══ Data listing
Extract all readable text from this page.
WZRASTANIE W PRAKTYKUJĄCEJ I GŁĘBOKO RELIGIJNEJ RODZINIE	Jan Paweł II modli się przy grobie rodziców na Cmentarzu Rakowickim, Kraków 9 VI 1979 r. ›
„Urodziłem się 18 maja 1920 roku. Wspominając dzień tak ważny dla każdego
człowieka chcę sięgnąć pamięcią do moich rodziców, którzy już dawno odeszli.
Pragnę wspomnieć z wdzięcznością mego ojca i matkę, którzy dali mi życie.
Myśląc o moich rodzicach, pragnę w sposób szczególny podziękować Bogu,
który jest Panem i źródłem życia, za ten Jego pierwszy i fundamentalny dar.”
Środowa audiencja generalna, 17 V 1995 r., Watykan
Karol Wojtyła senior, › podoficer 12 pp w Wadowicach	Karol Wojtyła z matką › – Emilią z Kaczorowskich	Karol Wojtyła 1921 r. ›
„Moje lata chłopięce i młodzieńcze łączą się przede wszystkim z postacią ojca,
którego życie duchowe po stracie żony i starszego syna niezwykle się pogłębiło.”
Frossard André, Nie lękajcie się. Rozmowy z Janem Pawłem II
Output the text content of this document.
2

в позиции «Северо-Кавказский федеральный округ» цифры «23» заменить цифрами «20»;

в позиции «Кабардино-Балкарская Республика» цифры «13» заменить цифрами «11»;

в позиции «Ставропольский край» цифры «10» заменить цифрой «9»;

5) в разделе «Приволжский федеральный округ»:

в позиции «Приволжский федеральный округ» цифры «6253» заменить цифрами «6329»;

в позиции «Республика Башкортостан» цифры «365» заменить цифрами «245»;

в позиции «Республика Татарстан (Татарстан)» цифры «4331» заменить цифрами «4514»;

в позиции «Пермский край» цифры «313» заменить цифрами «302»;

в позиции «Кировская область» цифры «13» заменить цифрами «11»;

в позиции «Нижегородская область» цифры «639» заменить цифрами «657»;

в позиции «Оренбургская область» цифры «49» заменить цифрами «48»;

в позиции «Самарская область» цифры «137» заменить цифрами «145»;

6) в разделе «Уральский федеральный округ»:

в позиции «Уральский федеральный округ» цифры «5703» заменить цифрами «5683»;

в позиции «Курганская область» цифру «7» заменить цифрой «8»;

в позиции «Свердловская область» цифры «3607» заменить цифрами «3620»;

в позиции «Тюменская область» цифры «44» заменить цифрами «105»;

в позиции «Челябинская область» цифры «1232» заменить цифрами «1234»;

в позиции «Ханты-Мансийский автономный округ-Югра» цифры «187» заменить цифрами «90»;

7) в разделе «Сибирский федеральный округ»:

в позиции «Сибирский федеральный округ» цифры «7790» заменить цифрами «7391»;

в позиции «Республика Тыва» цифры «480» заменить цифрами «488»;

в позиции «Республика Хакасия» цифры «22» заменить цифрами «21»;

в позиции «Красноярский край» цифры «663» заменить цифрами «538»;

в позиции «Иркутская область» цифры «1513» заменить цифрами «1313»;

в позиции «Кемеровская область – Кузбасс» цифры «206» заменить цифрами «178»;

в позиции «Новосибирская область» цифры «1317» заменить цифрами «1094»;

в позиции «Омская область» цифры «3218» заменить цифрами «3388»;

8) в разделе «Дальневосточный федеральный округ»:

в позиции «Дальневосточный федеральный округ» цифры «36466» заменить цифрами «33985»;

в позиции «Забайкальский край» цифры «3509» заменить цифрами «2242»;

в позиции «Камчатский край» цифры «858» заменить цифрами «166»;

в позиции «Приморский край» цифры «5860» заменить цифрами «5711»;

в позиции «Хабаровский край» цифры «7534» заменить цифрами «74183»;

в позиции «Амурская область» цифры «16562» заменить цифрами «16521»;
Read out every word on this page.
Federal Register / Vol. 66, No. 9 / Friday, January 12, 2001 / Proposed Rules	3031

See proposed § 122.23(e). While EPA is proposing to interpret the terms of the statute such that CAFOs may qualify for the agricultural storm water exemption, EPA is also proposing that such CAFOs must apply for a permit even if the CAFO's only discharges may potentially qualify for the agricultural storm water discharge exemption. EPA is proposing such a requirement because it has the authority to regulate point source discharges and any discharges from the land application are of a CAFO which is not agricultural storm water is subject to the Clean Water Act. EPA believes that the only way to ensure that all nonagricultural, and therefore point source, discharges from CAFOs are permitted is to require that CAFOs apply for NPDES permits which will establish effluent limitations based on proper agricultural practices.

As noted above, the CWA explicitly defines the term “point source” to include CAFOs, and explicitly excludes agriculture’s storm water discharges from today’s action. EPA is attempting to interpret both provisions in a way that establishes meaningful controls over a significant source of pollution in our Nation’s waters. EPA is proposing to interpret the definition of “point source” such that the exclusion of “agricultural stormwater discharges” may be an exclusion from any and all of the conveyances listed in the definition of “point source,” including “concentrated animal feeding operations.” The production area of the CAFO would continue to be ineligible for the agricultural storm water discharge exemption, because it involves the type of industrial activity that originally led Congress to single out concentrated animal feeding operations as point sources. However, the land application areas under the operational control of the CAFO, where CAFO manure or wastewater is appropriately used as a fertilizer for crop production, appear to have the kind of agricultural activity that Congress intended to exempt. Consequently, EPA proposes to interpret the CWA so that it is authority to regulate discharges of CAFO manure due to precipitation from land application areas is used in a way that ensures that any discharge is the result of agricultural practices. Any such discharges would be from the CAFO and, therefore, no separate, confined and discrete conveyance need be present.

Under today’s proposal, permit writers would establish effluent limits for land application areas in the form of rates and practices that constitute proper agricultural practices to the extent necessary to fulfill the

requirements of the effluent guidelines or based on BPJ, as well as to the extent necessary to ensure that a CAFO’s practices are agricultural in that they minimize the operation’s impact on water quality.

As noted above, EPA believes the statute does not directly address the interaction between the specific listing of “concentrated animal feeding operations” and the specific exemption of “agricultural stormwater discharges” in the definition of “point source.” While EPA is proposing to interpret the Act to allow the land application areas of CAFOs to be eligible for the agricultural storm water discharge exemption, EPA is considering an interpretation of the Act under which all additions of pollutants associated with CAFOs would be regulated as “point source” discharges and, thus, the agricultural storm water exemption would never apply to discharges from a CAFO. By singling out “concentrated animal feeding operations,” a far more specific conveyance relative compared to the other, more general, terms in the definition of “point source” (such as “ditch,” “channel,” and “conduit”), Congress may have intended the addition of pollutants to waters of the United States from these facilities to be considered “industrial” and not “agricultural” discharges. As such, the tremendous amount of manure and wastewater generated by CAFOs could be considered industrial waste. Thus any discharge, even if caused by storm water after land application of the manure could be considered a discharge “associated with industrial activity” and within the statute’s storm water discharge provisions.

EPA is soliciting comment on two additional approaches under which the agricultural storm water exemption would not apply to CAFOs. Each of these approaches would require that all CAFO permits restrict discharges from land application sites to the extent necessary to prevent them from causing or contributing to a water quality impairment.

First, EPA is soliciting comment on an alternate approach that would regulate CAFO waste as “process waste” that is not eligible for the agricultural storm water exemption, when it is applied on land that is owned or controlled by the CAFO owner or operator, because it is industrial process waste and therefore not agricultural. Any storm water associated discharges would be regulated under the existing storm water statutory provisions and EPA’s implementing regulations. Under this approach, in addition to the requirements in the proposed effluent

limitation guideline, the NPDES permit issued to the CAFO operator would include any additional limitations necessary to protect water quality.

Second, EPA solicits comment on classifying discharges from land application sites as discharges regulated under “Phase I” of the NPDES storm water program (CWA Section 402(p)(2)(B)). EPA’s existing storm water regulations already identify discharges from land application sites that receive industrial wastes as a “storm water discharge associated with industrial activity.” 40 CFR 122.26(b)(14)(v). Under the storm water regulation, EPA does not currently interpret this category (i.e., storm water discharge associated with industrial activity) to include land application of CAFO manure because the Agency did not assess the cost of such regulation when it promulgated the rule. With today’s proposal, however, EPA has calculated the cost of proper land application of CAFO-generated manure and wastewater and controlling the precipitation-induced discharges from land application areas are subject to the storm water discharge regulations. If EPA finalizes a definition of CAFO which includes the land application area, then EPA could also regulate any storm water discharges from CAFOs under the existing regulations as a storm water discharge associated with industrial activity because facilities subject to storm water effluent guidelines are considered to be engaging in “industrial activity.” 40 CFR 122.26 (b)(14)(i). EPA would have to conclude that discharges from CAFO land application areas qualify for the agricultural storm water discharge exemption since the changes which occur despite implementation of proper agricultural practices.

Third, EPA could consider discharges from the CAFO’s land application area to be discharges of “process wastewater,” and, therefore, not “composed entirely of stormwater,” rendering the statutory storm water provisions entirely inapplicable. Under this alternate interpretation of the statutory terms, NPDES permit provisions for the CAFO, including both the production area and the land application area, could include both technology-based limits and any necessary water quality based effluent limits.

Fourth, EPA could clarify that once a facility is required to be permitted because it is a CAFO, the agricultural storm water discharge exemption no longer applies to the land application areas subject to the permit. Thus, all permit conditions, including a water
════
What you need to do> Pick every line with "Уральский" in it and copy it.

Answer to this task>
6) в разделе «Уральский федеральный округ»:
в позиции «Уральский федеральный округ» цифры «5703» заменить цифрами «5683»;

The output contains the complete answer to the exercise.